Bring together all lines of the material below that contain the string "SRMTID".

[begin Records for the exercise]

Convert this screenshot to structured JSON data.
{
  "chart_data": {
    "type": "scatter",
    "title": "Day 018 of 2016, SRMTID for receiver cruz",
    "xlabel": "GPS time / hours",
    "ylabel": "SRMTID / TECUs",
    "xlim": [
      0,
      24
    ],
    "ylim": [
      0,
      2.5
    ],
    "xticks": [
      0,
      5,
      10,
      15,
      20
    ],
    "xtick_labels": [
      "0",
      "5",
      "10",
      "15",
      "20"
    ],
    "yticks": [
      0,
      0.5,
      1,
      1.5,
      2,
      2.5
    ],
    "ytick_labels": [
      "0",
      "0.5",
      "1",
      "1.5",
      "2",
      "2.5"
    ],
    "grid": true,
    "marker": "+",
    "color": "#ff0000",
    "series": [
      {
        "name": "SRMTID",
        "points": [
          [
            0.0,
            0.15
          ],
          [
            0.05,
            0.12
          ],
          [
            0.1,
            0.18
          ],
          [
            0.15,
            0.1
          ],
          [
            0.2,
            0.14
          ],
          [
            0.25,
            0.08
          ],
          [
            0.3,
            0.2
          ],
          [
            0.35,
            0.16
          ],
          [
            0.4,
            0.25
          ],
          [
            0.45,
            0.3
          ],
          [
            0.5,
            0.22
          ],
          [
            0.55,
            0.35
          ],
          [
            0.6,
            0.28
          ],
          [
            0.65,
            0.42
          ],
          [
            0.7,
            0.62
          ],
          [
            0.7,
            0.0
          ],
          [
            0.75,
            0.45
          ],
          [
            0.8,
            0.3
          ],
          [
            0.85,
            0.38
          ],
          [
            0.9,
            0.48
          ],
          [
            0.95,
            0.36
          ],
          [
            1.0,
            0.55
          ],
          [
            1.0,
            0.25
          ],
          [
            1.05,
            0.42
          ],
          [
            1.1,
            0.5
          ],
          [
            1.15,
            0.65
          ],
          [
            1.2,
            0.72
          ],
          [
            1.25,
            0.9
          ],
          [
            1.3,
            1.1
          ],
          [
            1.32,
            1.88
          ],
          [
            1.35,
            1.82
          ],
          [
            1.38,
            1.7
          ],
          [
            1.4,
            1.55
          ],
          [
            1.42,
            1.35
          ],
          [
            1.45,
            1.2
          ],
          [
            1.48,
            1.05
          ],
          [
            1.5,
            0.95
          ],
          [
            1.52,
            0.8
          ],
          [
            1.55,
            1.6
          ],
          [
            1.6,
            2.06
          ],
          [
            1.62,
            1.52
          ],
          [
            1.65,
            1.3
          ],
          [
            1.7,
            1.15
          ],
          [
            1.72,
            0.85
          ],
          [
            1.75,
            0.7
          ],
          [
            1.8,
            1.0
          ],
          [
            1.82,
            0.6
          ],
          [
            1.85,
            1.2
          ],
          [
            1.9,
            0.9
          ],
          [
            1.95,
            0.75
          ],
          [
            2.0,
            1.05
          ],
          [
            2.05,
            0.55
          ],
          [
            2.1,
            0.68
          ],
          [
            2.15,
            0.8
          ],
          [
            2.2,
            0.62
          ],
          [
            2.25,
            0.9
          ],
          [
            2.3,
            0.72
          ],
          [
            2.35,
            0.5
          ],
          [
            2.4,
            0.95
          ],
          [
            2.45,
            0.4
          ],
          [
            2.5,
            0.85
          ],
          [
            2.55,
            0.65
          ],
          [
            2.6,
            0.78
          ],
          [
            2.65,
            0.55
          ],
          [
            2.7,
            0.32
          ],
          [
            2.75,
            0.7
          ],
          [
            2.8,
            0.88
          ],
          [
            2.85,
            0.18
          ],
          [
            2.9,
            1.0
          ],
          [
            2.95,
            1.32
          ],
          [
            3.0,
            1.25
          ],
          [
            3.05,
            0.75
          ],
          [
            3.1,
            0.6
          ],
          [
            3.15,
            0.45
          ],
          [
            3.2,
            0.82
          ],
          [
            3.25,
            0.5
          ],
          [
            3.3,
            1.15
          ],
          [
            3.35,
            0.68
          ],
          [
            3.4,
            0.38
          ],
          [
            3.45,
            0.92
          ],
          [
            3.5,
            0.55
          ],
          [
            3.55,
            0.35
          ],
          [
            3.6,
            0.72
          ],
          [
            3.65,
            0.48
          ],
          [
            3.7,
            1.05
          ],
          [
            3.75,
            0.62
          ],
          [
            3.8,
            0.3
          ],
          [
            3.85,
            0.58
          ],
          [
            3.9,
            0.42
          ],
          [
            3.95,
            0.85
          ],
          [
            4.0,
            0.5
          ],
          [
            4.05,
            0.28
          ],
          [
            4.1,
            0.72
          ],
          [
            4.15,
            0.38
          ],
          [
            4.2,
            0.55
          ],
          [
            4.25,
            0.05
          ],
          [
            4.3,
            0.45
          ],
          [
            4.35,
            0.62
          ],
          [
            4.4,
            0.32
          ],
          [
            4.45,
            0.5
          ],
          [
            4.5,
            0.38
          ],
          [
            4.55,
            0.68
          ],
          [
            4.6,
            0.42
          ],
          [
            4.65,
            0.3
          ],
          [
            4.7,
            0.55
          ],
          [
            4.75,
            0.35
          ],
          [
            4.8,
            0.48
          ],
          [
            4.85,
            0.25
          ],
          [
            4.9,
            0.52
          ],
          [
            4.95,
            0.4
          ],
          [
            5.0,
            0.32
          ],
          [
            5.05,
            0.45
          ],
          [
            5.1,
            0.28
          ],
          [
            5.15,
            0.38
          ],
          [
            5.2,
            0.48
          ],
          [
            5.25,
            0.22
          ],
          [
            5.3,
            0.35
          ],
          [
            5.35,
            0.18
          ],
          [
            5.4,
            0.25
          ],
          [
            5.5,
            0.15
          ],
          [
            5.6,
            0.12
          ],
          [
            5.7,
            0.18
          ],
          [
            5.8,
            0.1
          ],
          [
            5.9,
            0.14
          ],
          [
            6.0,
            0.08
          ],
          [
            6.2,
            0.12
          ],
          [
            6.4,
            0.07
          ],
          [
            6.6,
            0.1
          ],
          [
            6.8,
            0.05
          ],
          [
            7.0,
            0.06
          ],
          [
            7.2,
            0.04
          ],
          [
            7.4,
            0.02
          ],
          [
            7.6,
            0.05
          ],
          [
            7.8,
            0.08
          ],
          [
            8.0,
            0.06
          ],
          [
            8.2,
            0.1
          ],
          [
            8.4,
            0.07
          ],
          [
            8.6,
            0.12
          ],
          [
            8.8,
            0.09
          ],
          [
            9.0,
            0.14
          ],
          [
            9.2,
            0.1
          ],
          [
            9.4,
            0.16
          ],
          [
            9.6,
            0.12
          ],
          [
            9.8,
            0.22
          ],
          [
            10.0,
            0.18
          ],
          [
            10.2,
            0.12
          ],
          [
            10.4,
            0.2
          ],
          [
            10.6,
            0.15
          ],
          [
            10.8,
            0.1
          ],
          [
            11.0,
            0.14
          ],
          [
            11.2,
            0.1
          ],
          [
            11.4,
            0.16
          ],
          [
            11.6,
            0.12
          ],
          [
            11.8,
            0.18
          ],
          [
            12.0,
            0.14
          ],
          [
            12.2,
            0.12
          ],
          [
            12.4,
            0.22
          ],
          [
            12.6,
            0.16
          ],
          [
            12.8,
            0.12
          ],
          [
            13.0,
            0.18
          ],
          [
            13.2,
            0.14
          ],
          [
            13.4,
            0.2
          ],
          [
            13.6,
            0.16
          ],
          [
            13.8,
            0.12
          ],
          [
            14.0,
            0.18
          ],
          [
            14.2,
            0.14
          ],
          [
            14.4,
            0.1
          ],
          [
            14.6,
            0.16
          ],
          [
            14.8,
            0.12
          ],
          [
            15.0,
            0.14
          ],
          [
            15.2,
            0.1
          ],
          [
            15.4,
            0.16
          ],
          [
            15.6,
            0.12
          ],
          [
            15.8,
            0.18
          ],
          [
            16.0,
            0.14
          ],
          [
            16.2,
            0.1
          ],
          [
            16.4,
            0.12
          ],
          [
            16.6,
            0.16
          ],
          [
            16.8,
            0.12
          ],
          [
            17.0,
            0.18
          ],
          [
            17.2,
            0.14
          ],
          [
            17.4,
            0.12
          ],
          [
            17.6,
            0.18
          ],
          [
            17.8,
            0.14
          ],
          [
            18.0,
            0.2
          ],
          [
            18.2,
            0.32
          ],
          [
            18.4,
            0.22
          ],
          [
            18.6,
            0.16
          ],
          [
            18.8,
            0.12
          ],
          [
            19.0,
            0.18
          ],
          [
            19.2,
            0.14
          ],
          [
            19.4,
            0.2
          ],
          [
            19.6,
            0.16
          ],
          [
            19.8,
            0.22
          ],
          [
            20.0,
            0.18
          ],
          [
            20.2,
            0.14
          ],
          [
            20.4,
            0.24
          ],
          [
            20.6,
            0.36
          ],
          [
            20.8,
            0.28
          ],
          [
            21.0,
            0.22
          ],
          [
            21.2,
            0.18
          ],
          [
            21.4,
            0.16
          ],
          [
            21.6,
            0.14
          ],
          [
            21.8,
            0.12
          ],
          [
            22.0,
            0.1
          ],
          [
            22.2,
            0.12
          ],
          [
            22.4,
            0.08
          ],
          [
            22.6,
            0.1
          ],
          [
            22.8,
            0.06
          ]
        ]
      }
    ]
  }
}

[end Records for the exercise]

**Exercise answer**:
    "title": "Day 018 of 2016, SRMTID for receiver cruz",
    "ylabel": "SRMTID / TECUs",
        "name": "SRMTID",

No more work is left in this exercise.